Determine how many lines below hold the string "ГОСТ". Reply with the number alone.

## begin

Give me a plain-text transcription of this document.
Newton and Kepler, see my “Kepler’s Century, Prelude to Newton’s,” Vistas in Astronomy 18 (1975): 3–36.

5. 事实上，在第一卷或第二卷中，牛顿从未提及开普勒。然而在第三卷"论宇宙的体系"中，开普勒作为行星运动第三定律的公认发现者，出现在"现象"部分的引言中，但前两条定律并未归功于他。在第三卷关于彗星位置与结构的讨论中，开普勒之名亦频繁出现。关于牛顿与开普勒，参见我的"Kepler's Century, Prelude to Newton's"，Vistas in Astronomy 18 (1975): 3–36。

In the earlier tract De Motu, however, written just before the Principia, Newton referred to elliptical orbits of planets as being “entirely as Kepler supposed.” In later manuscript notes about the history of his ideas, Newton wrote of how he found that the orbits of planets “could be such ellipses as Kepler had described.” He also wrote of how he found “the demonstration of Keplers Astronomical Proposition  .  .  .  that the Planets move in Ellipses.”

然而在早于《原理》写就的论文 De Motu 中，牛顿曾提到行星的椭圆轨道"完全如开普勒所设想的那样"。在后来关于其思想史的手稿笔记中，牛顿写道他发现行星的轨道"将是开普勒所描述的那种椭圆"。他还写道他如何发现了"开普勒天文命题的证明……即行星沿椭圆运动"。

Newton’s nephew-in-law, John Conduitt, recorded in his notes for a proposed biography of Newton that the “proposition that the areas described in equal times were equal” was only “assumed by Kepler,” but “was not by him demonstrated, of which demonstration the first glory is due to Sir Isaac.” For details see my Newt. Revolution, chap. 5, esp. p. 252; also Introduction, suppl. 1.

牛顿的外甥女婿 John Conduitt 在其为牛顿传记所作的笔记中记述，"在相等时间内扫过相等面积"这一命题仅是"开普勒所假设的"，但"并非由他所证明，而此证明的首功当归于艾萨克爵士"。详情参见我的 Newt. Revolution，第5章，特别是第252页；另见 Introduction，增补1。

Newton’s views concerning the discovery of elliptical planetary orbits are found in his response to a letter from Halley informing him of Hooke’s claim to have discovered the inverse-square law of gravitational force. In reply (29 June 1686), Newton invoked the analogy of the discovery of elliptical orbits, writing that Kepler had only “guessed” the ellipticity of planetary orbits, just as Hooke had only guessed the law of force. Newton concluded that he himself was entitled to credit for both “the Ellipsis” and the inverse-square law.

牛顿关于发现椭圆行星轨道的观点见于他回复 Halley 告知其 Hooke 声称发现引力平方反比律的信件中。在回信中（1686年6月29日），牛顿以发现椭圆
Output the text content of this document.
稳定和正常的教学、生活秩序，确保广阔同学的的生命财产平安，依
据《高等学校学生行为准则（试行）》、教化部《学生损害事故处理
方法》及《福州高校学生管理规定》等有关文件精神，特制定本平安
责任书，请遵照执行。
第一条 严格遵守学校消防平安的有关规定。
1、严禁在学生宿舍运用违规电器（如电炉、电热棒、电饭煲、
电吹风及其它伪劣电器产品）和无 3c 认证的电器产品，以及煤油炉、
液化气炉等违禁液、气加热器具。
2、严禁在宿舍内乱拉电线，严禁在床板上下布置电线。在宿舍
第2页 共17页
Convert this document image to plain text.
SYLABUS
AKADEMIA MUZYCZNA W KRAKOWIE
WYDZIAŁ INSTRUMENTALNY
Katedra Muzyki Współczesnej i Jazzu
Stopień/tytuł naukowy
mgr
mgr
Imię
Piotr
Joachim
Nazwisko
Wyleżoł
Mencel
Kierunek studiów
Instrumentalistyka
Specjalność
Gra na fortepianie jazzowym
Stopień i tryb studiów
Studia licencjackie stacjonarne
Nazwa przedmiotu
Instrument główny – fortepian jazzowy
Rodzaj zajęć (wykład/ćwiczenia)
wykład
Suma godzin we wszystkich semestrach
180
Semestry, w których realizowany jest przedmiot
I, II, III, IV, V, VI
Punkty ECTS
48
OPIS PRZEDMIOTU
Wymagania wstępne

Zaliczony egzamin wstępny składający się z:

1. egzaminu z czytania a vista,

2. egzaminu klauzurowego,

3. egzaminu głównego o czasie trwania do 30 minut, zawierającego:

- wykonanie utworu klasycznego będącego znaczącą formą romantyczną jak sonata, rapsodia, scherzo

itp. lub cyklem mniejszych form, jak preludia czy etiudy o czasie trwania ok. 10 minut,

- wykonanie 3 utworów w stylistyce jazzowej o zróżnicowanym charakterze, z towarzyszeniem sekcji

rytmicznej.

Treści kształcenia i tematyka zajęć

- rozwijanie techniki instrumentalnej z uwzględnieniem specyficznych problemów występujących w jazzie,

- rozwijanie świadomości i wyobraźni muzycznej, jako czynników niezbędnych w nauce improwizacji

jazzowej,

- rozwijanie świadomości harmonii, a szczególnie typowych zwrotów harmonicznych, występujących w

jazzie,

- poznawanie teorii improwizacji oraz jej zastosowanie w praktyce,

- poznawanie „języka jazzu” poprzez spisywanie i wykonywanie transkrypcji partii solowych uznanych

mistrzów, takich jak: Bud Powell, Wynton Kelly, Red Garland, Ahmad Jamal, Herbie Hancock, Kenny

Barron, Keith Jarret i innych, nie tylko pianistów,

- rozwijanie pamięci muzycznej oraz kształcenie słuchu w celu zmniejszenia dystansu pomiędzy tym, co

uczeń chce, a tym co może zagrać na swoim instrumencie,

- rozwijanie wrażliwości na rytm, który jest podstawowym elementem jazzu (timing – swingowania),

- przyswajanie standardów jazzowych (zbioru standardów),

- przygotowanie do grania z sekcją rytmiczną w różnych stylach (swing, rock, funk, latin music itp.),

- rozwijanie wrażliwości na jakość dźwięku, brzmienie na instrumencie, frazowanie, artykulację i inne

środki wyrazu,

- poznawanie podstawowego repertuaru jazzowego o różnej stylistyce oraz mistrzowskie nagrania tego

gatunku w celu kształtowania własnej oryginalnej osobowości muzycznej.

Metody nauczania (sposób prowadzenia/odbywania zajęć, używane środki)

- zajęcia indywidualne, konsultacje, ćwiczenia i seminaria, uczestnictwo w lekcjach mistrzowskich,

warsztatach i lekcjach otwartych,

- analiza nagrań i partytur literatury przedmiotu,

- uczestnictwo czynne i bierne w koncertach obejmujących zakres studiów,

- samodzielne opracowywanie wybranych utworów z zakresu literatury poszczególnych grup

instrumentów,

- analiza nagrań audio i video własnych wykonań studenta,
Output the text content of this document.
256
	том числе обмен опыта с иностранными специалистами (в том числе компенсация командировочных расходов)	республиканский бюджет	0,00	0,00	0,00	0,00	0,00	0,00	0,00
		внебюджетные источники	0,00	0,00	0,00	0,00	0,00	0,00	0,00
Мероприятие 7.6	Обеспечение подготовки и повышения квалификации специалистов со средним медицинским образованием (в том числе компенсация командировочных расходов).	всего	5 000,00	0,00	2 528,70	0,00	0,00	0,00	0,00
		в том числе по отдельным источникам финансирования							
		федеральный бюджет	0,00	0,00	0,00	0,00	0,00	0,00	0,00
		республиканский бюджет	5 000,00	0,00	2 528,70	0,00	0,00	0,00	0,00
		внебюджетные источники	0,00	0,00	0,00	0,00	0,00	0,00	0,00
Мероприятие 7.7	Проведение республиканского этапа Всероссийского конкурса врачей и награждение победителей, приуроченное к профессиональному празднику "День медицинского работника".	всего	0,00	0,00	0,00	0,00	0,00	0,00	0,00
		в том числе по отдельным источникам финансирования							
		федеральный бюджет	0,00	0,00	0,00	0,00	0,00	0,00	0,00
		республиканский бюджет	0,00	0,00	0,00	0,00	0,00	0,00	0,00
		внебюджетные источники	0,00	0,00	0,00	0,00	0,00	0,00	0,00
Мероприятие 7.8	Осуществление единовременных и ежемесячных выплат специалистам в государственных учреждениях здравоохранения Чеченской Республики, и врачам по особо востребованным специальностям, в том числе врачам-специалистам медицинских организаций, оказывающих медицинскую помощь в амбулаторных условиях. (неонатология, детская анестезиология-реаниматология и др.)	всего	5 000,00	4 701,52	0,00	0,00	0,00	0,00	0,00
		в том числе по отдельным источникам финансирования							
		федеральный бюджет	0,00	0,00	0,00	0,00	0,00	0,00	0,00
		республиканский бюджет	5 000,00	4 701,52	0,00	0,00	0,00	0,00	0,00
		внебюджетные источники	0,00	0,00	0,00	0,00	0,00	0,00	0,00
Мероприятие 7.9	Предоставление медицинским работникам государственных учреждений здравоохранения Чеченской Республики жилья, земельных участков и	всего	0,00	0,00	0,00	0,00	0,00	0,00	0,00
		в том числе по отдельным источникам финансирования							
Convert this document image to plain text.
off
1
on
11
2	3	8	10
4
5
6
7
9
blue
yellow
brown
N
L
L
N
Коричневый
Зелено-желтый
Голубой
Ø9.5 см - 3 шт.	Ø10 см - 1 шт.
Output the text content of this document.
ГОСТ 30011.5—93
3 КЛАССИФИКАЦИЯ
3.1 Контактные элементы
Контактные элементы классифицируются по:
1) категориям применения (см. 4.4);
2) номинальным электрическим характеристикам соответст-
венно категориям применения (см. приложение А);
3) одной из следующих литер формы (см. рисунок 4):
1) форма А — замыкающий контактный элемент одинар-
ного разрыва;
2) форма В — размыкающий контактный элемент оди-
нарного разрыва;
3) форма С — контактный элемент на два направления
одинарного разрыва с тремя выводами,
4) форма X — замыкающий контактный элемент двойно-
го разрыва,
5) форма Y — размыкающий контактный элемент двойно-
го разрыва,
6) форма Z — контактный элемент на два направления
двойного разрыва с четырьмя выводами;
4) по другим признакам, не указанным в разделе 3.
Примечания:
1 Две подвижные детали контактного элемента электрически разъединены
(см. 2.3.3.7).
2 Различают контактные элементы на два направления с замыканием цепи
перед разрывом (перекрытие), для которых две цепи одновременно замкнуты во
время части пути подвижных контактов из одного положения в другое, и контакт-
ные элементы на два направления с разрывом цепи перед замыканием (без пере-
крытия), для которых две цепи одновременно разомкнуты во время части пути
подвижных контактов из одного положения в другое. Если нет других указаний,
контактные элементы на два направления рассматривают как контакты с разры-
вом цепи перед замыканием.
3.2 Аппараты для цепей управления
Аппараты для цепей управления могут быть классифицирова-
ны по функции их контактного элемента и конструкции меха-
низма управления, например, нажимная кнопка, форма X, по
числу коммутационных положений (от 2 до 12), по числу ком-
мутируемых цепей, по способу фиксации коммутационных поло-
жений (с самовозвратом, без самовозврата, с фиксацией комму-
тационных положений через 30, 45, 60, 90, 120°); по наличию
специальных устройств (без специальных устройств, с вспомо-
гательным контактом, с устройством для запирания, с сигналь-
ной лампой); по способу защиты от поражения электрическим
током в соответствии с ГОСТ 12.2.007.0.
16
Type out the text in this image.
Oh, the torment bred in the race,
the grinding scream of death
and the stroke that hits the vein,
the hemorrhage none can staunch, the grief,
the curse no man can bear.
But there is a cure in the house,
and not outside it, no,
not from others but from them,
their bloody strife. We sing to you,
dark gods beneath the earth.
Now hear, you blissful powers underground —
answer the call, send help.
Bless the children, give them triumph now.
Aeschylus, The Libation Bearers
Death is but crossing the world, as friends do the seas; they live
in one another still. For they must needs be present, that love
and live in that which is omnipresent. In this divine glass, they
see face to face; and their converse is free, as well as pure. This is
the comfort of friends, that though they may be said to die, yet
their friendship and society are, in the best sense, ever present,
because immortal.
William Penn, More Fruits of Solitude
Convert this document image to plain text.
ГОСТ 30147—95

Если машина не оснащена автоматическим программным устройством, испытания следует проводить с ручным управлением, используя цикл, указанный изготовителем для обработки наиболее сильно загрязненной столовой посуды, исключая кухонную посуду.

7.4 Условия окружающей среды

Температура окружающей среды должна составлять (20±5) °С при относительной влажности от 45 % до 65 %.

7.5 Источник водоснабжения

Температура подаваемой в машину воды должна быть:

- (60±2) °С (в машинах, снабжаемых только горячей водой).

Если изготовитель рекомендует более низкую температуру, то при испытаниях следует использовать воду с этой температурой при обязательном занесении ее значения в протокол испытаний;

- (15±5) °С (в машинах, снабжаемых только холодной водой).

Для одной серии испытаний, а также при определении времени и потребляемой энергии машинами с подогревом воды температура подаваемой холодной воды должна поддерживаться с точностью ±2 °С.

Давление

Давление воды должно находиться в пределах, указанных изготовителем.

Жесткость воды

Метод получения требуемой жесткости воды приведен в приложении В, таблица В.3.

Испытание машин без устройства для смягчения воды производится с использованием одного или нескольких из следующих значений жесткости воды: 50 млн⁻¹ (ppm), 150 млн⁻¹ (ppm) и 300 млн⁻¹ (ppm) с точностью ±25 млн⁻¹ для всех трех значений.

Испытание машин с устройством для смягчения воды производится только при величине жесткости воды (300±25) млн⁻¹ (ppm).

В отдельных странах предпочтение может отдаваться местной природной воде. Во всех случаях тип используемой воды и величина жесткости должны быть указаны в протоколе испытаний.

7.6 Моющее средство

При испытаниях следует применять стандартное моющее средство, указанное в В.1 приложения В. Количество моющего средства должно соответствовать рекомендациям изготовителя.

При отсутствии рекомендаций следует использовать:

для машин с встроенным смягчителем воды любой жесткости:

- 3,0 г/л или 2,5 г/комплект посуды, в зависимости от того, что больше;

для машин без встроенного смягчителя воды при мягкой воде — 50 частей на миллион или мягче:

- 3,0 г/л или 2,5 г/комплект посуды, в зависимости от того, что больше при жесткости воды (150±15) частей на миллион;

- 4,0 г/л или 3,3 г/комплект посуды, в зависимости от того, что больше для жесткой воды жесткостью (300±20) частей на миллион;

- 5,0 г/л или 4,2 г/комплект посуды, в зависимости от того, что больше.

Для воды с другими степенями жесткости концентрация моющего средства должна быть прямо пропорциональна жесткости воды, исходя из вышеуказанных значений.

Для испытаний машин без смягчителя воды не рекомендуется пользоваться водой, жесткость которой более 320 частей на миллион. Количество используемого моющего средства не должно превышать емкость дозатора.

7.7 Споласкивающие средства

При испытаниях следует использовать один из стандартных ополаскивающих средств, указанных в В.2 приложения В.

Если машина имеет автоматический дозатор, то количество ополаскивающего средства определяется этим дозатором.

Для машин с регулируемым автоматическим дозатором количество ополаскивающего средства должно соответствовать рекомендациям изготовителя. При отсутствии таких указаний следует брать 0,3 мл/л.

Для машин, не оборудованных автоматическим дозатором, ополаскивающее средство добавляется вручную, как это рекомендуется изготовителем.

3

## end

THE COMPLETED TASK:
3